* What this task involves *
Look for "проведения" in each line of the entries, and return the matching lines.

Dataset entries

● ● ● ●

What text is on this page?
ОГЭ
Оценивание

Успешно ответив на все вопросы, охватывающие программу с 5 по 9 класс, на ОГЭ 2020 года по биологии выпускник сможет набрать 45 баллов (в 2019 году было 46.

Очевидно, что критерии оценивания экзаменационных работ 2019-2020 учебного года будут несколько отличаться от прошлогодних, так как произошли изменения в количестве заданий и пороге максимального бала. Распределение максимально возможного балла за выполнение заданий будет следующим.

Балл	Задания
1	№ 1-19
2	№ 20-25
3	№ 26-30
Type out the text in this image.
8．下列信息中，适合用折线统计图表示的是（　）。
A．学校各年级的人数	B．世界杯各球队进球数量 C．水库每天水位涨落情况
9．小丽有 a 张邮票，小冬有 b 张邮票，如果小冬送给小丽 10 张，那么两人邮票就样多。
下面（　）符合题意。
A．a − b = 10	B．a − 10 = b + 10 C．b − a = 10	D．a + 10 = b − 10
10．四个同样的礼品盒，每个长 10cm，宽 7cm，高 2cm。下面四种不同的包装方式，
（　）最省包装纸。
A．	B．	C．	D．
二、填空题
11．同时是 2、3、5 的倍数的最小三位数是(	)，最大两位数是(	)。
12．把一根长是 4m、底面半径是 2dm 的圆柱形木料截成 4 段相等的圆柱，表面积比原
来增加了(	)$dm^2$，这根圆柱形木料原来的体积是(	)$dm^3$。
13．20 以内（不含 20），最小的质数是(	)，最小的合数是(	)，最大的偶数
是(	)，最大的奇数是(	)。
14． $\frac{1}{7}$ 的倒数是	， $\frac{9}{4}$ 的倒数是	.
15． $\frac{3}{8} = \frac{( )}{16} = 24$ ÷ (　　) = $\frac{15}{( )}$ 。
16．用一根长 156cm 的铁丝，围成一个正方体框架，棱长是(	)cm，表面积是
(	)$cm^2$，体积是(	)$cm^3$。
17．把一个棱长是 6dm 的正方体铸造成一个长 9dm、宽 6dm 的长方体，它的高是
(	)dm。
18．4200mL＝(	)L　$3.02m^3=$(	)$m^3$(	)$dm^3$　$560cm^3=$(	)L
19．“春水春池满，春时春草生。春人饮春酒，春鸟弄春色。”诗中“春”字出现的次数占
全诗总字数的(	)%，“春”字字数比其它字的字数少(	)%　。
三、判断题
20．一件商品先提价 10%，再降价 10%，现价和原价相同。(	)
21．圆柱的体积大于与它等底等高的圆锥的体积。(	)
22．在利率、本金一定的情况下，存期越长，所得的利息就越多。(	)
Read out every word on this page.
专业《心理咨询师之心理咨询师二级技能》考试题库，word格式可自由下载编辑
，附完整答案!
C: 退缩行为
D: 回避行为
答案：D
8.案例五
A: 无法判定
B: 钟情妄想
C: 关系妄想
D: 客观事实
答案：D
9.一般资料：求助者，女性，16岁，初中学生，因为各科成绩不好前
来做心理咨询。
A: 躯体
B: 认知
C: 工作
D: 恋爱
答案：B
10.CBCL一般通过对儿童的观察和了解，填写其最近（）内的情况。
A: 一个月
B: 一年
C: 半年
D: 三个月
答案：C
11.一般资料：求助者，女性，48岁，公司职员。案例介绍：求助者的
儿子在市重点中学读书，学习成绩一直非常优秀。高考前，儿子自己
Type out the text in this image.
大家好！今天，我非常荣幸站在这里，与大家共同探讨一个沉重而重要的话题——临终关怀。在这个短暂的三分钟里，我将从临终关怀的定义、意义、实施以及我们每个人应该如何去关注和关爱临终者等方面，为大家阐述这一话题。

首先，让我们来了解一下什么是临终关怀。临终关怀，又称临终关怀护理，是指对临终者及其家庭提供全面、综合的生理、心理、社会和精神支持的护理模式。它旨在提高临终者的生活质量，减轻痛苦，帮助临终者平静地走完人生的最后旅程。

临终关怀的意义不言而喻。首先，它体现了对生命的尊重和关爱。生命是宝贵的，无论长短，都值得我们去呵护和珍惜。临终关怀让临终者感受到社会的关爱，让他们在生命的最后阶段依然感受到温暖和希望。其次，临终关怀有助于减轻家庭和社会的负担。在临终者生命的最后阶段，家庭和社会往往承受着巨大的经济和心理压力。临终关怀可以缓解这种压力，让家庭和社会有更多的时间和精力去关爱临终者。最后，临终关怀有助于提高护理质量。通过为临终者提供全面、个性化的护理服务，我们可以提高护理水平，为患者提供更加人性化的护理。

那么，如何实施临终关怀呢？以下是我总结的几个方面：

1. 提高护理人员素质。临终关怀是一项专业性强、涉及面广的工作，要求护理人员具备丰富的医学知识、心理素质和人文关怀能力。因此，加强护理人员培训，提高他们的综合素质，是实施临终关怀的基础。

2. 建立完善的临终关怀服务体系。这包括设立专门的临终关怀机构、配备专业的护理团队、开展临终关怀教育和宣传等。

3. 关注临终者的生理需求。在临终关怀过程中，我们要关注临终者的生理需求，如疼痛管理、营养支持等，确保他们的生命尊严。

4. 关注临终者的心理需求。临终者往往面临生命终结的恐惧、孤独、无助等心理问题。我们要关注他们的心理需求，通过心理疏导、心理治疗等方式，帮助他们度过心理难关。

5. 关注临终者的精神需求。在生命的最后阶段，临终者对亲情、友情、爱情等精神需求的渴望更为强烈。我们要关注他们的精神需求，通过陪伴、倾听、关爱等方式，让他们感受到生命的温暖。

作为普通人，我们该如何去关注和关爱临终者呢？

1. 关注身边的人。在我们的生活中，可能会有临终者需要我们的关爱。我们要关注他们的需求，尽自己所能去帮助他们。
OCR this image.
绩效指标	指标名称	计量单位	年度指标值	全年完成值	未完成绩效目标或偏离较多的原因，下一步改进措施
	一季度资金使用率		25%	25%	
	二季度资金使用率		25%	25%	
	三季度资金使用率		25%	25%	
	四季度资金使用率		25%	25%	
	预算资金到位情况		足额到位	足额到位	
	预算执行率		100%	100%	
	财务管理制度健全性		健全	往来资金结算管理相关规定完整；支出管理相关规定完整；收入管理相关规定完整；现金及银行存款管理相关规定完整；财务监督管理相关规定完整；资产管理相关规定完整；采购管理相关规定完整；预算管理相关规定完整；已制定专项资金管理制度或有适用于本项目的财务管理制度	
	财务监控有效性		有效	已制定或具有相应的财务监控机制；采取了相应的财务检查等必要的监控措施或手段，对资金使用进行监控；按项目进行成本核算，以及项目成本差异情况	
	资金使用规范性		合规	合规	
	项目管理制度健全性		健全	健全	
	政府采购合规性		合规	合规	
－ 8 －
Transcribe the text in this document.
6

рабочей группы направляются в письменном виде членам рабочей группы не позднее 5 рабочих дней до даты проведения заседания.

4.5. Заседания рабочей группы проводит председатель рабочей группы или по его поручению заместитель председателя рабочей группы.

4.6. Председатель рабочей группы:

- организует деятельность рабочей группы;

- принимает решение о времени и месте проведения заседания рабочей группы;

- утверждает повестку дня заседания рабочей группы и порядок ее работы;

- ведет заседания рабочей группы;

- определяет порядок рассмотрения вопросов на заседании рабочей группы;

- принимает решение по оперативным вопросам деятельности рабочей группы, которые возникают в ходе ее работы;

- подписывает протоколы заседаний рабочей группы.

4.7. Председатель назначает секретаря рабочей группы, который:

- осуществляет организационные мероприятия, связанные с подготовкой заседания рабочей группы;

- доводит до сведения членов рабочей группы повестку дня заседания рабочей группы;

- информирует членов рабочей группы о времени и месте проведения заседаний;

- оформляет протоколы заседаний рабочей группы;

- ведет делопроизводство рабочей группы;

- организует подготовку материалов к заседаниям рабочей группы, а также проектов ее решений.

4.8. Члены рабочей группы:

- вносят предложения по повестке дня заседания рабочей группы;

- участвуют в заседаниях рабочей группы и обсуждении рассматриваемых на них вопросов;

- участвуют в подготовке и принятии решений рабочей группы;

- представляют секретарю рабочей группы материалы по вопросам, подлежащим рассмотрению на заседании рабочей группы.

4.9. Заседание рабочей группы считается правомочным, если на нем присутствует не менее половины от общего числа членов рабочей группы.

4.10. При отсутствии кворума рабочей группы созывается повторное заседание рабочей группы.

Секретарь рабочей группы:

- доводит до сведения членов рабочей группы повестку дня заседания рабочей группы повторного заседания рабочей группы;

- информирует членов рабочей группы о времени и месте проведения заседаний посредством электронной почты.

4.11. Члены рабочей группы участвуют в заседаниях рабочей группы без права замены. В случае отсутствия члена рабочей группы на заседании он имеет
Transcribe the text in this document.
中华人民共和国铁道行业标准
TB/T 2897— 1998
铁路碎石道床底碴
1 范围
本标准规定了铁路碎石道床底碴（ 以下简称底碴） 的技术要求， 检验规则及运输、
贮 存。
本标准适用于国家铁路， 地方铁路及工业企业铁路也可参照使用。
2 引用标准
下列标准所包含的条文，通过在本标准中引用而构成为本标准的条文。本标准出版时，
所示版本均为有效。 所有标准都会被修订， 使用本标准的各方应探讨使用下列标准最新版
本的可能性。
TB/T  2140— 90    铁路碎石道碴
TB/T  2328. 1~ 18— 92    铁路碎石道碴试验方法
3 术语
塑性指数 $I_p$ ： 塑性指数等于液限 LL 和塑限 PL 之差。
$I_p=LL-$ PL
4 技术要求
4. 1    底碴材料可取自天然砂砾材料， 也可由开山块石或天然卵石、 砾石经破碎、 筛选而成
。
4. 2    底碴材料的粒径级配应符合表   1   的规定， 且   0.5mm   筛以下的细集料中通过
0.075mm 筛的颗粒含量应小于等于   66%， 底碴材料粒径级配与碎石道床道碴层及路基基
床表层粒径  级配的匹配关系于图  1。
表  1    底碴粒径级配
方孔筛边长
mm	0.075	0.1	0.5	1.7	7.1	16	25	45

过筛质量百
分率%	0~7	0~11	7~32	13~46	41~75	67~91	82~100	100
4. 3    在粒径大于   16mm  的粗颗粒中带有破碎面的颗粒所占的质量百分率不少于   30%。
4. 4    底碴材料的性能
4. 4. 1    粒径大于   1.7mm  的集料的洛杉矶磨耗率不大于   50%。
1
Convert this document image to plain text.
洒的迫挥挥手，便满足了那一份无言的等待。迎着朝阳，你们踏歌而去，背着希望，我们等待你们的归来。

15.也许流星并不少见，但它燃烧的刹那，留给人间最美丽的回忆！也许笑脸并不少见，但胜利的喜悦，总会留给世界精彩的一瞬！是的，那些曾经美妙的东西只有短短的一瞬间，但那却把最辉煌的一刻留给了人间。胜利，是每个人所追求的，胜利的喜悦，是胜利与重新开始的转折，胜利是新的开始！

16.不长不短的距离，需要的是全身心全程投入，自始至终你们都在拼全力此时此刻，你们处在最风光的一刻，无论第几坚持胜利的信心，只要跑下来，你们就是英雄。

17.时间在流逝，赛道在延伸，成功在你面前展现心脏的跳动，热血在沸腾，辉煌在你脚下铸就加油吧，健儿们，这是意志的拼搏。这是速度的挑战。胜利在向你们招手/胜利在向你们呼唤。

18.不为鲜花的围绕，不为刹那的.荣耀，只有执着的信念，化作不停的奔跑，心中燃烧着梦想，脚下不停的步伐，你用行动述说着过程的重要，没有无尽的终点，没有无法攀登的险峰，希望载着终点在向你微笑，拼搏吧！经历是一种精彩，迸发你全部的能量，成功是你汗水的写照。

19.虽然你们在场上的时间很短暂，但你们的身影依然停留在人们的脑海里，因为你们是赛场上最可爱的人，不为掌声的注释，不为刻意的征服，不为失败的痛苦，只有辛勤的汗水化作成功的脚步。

● ● ● ●

* Complete response *
рабочей группы направляются в письменном виде членам рабочей группы не позднее 5 рабочих дней до даты проведения заседания.
- принимает решение о времени и месте проведения заседания рабочей группы;
- информирует членов рабочей группы о времени и месте проведения заседаний;
- информирует членов рабочей группы о времени и месте проведения заседаний посредством электронной почты.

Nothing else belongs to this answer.